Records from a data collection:
+--
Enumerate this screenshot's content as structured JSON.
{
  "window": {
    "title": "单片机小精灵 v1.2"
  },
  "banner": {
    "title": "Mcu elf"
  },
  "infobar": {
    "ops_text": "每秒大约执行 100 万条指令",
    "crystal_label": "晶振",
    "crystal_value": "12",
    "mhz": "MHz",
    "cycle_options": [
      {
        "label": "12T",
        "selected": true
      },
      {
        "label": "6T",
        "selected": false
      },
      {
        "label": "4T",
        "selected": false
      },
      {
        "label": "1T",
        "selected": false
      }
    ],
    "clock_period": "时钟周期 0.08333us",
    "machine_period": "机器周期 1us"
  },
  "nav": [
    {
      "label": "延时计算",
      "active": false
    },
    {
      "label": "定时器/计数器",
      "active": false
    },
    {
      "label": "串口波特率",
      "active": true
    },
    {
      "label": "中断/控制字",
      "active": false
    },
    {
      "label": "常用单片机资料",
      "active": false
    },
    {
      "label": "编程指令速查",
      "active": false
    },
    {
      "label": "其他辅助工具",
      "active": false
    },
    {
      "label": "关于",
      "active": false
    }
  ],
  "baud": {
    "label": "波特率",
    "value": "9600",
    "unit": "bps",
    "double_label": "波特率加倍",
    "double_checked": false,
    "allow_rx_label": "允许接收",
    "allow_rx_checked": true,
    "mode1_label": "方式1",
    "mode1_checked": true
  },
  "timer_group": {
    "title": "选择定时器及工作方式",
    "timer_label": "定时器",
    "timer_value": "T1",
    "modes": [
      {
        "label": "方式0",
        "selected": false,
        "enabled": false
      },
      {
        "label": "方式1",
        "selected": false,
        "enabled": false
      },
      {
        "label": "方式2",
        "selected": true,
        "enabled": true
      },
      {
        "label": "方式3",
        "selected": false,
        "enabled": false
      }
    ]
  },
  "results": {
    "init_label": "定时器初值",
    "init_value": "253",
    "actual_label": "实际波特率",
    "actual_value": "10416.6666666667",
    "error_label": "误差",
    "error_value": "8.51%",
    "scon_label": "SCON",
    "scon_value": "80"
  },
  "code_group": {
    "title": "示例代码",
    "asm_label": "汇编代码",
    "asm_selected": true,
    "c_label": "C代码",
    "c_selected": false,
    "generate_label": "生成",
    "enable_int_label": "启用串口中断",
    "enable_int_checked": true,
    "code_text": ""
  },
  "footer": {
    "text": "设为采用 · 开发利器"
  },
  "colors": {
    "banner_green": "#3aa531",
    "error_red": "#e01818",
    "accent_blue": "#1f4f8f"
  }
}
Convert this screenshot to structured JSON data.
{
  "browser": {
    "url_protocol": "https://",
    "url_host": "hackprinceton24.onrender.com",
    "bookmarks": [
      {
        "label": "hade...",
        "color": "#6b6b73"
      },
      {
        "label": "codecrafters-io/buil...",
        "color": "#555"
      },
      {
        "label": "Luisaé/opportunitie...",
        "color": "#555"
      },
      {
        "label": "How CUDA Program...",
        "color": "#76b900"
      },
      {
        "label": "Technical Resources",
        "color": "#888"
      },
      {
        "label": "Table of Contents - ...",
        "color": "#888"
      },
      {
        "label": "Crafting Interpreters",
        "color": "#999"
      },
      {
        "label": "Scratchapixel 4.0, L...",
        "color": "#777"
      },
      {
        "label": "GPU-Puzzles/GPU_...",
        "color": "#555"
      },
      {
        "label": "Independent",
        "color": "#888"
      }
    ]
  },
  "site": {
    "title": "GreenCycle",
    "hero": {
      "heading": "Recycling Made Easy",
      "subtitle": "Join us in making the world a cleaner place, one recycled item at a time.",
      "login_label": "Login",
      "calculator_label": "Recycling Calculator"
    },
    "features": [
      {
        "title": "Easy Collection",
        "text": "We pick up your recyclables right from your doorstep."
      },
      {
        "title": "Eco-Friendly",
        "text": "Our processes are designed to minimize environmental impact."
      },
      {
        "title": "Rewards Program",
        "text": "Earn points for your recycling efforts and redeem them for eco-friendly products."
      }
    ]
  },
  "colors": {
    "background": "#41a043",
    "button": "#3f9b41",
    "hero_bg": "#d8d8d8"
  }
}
+--
Filter out every line that lacks the word "this", and copy the rest.

TASK SOLUTION:
Enumerate this screenshot's content as structured JSON.
Convert this screenshot to structured JSON data.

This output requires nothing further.